--- Start Source data ---

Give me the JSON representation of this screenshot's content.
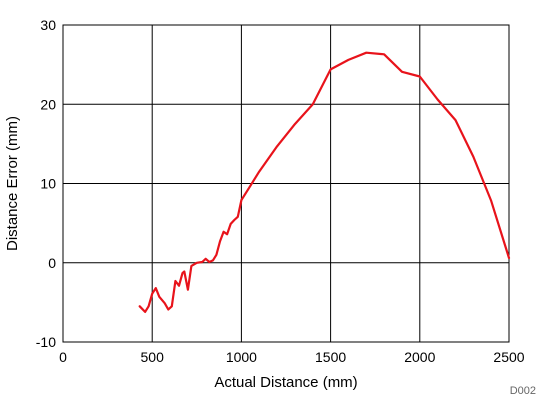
{
  "chart_data": {
    "type": "line",
    "title": "",
    "xlabel": "Actual Distance (mm)",
    "ylabel": "Distance Error (mm)",
    "xlim": [
      0,
      2500
    ],
    "ylim": [
      -10,
      30
    ],
    "xticks": [
      0,
      500,
      1000,
      1500,
      2000,
      2500
    ],
    "yticks": [
      -10,
      0,
      10,
      20,
      30
    ],
    "grid": true,
    "legend": "none",
    "figure_code": "D002",
    "series": [
      {
        "color": "#e8131b",
        "x": [
          430,
          460,
          480,
          500,
          520,
          540,
          570,
          590,
          610,
          630,
          650,
          670,
          680,
          700,
          720,
          750,
          780,
          800,
          820,
          840,
          860,
          880,
          900,
          920,
          940,
          960,
          980,
          1000,
          1050,
          1100,
          1200,
          1300,
          1400,
          1500,
          1600,
          1700,
          1800,
          1900,
          2000,
          2100,
          2200,
          2300,
          2400,
          2500
        ],
        "y": [
          -5.5,
          -6.2,
          -5.5,
          -3.9,
          -3.2,
          -4.3,
          -5.1,
          -5.9,
          -5.5,
          -2.3,
          -2.9,
          -1.3,
          -1.1,
          -3.4,
          -0.4,
          0.0,
          0.1,
          0.5,
          0.1,
          0.3,
          1.0,
          2.7,
          3.9,
          3.6,
          4.9,
          5.4,
          5.8,
          7.9,
          9.7,
          11.5,
          14.7,
          17.5,
          20.0,
          24.4,
          25.6,
          26.5,
          26.3,
          24.1,
          23.5,
          20.6,
          18.0,
          13.4,
          7.8,
          0.6
        ]
      }
    ]
  }
}
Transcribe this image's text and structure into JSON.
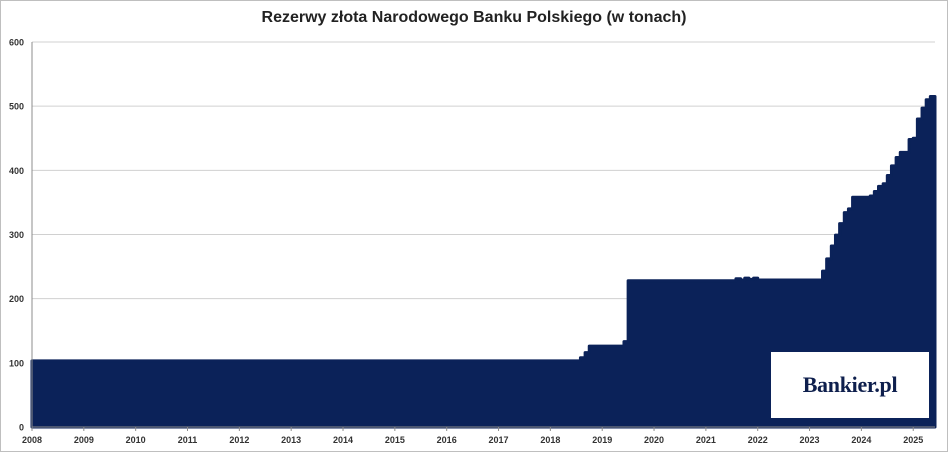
{
  "chart_data": {
    "type": "area",
    "title": "Rezerwy złota Narodowego Banku Polskiego (w tonach)",
    "xlabel": "",
    "ylabel": "",
    "ylim": [
      0,
      600
    ],
    "yticks": [
      0,
      100,
      200,
      300,
      400,
      500,
      600
    ],
    "xlim": [
      2008,
      2025.42
    ],
    "xticks": [
      "2008",
      "2009",
      "2010",
      "2011",
      "2012",
      "2013",
      "2014",
      "2015",
      "2016",
      "2017",
      "2018",
      "2019",
      "2020",
      "2021",
      "2022",
      "2023",
      "2024",
      "2025"
    ],
    "grid": true,
    "legend": "none",
    "color": "#0b2259",
    "x": [
      2008.0,
      2018.5,
      2018.58,
      2018.67,
      2018.75,
      2019.33,
      2019.42,
      2019.5,
      2021.5,
      2021.58,
      2021.67,
      2021.75,
      2021.83,
      2021.92,
      2022.0,
      2023.17,
      2023.25,
      2023.33,
      2023.42,
      2023.5,
      2023.58,
      2023.67,
      2023.75,
      2023.83,
      2024.0,
      2024.17,
      2024.25,
      2024.33,
      2024.42,
      2024.5,
      2024.58,
      2024.67,
      2024.75,
      2024.92,
      2025.0,
      2025.08,
      2025.17,
      2025.25,
      2025.33
    ],
    "y": [
      103,
      103,
      108,
      116,
      126,
      126,
      133,
      228,
      228,
      231,
      229,
      232,
      230,
      232,
      229,
      229,
      243,
      262,
      282,
      299,
      317,
      334,
      340,
      358,
      358,
      360,
      367,
      375,
      379,
      392,
      407,
      420,
      428,
      448,
      450,
      480,
      497,
      510,
      515
    ]
  },
  "logo": {
    "text": "Bankier.pl"
  }
}
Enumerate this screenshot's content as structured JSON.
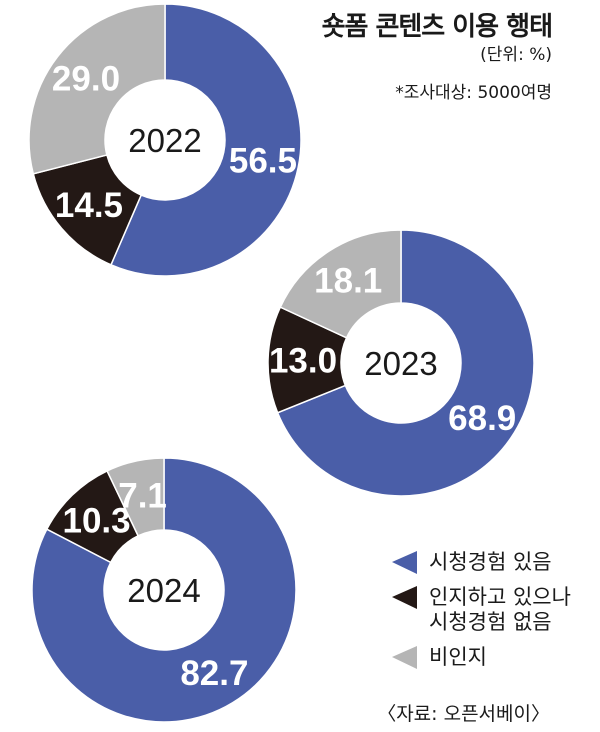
{
  "header": {
    "title": "숏폼 콘텐츠 이용 행태",
    "unit": "(단위: %)",
    "note": "*조사대상: 5000여명"
  },
  "colors": {
    "viewed": "#4a5ea8",
    "aware": "#231815",
    "unaware": "#b5b5b5"
  },
  "legend": [
    {
      "key": "viewed",
      "label": "시청경험 있음"
    },
    {
      "key": "aware",
      "label": "인지하고 있으나\n시청경험 없음"
    },
    {
      "key": "unaware",
      "label": "비인지"
    }
  ],
  "source": "〈자료: 오픈서베이〉",
  "chart_data": [
    {
      "type": "pie",
      "center_label": "2022",
      "categories": [
        "시청경험 있음",
        "인지하고 있으나 시청경험 없음",
        "비인지"
      ],
      "values": [
        56.5,
        14.5,
        29.0
      ],
      "value_labels": [
        "56.5",
        "14.5",
        "29.0"
      ]
    },
    {
      "type": "pie",
      "center_label": "2023",
      "categories": [
        "시청경험 있음",
        "인지하고 있으나 시청경험 없음",
        "비인지"
      ],
      "values": [
        68.9,
        13.0,
        18.1
      ],
      "value_labels": [
        "68.9",
        "13.0",
        "18.1"
      ]
    },
    {
      "type": "pie",
      "center_label": "2024",
      "categories": [
        "시청경험 있음",
        "인지하고 있으나 시청경험 없음",
        "비인지"
      ],
      "values": [
        82.7,
        10.3,
        7.1
      ],
      "value_labels": [
        "82.7",
        "10.3",
        "7.1"
      ]
    }
  ]
}
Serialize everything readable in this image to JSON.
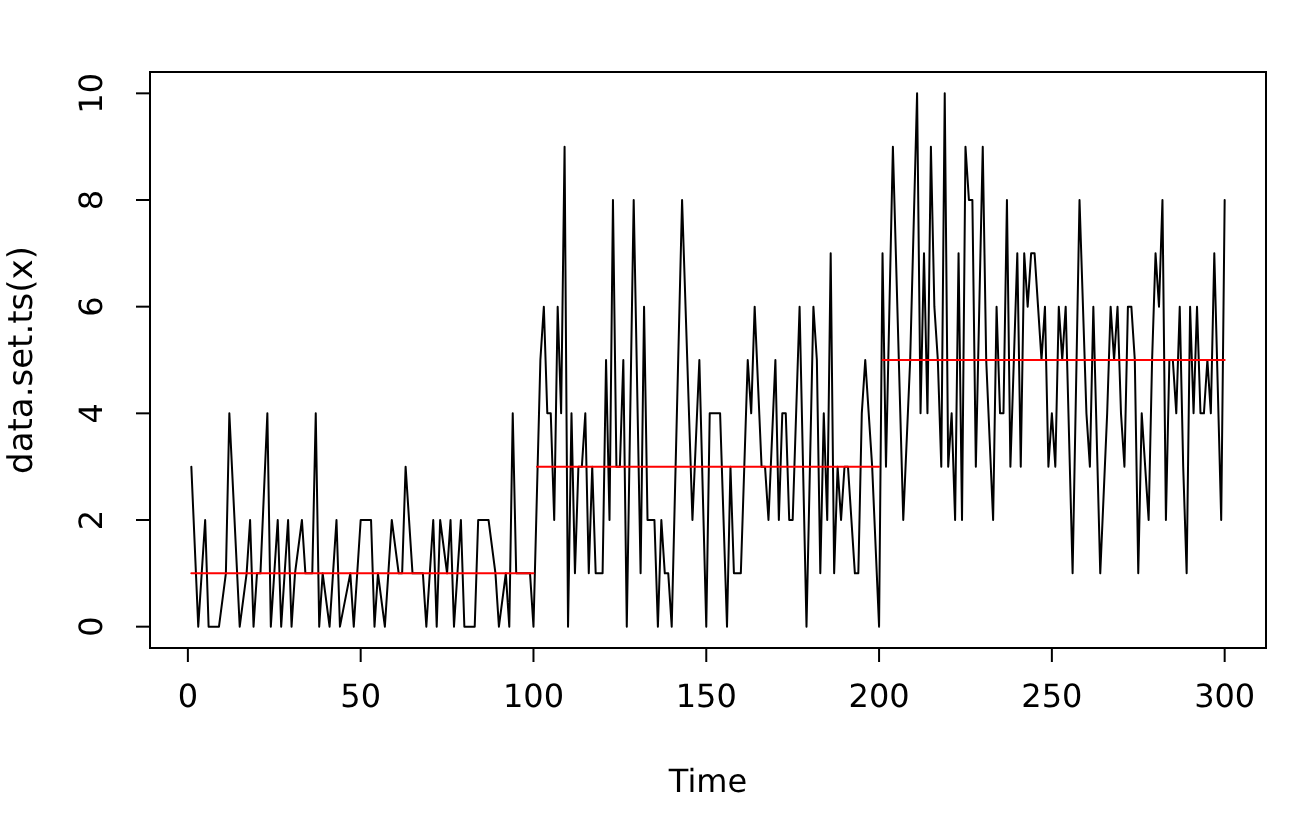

--- End Source data ---

▶ [Task instructions] Print the whole listing above once more, word for word, without its pictures.

▶ [Answer to this exercise]
Give me the JSON representation of this screenshot's content.
{
  "chart_data": {
    "type": "line",
    "title": "",
    "xlabel": "Actual Distance (mm)",
    "ylabel": "Distance Error (mm)",
    "xlim": [
      0,
      2500
    ],
    "ylim": [
      -10,
      30
    ],
    "xticks": [
      0,
      500,
      1000,
      1500,
      2000,
      2500
    ],
    "yticks": [
      -10,
      0,
      10,
      20,
      30
    ],
    "grid": true,
    "legend": "none",
    "figure_code": "D002",
    "series": [
      {
        "color": "#e8131b",
        "x": [
          430,
          460,
          480,
          500,
          520,
          540,
          570,
          590,
          610,
          630,
          650,
          670,
          680,
          700,
          720,
          750,
          780,
          800,
          820,
          840,
          860,
          880,
          900,
          920,
          940,
          960,
          980,
          1000,
          1050,
          1100,
          1200,
          1300,
          1400,
          1500,
          1600,
          1700,
          1800,
          1900,
          2000,
          2100,
          2200,
          2300,
          2400,
          2500
        ],
        "y": [
          -5.5,
          -6.2,
          -5.5,
          -3.9,
          -3.2,
          -4.3,
          -5.1,
          -5.9,
          -5.5,
          -2.3,
          -2.9,
          -1.3,
          -1.1,
          -3.4,
          -0.4,
          0.0,
          0.1,
          0.5,
          0.1,
          0.3,
          1.0,
          2.7,
          3.9,
          3.6,
          4.9,
          5.4,
          5.8,
          7.9,
          9.7,
          11.5,
          14.7,
          17.5,
          20.0,
          24.4,
          25.6,
          26.5,
          26.3,
          24.1,
          23.5,
          20.6,
          18.0,
          13.4,
          7.8,
          0.6
        ]
      }
    ]
  }
}
Transcribe this image's text and structure into JSON.
{
  "chart_data": {
    "type": "area",
    "title": "Rezerwy złota Narodowego Banku Polskiego (w tonach)",
    "xlabel": "",
    "ylabel": "",
    "ylim": [
      0,
      600
    ],
    "yticks": [
      0,
      100,
      200,
      300,
      400,
      500,
      600
    ],
    "xlim": [
      2008,
      2025.42
    ],
    "xticks": [
      "2008",
      "2009",
      "2010",
      "2011",
      "2012",
      "2013",
      "2014",
      "2015",
      "2016",
      "2017",
      "2018",
      "2019",
      "2020",
      "2021",
      "2022",
      "2023",
      "2024",
      "2025"
    ],
    "grid": true,
    "legend": "none",
    "color": "#0b2259",
    "x": [
      2008.0,
      2018.5,
      2018.58,
      2018.67,
      2018.75,
      2019.33,
      2019.42,
      2019.5,
      2021.5,
      2021.58,
      2021.67,
      2021.75,
      2021.83,
      2021.92,
      2022.0,
      2023.17,
      2023.25,
      2023.33,
      2023.42,
      2023.5,
      2023.58,
      2023.67,
      2023.75,
      2023.83,
      2024.0,
      2024.17,
      2024.25,
      2024.33,
      2024.42,
      2024.5,
      2024.58,
      2024.67,
      2024.75,
      2024.92,
      2025.0,
      2025.08,
      2025.17,
      2025.25,
      2025.33
    ],
    "y": [
      103,
      103,
      108,
      116,
      126,
      126,
      133,
      228,
      228,
      231,
      229,
      232,
      230,
      232,
      229,
      229,
      243,
      262,
      282,
      299,
      317,
      334,
      340,
      358,
      358,
      360,
      367,
      375,
      379,
      392,
      407,
      420,
      428,
      448,
      450,
      480,
      497,
      510,
      515
    ]
  },
  "logo": {
    "text": "Bankier.pl"
  }
}
Enumerate this screenshot's content as structured JSON.
{
  "header": {
    "title": "숏폼 콘텐츠 이용 행태",
    "unit": "(단위: %)",
    "note": "*조사대상: 5000여명"
  },
  "colors": {
    "viewed": "#4a5ea8",
    "aware": "#231815",
    "unaware": "#b5b5b5"
  },
  "legend": [
    {
      "key": "viewed",
      "label": "시청경험 있음"
    },
    {
      "key": "aware",
      "label": "인지하고 있으나\n시청경험 없음"
    },
    {
      "key": "unaware",
      "label": "비인지"
    }
  ],
  "source": "〈자료: 오픈서베이〉",
  "chart_data": [
    {
      "type": "pie",
      "center_label": "2022",
      "categories": [
        "시청경험 있음",
        "인지하고 있으나 시청경험 없음",
        "비인지"
      ],
      "values": [
        56.5,
        14.5,
        29.0
      ],
      "value_labels": [
        "56.5",
        "14.5",
        "29.0"
      ]
    },
    {
      "type": "pie",
      "center_label": "2023",
      "categories": [
        "시청경험 있음",
        "인지하고 있으나 시청경험 없음",
        "비인지"
      ],
      "values": [
        68.9,
        13.0,
        18.1
      ],
      "value_labels": [
        "68.9",
        "13.0",
        "18.1"
      ]
    },
    {
      "type": "pie",
      "center_label": "2024",
      "categories": [
        "시청경험 있음",
        "인지하고 있으나 시청경험 없음",
        "비인지"
      ],
      "values": [
        82.7,
        10.3,
        7.1
      ],
      "value_labels": [
        "82.7",
        "10.3",
        "7.1"
      ]
    }
  ]
}
Serialize everything readable in this image to JSON.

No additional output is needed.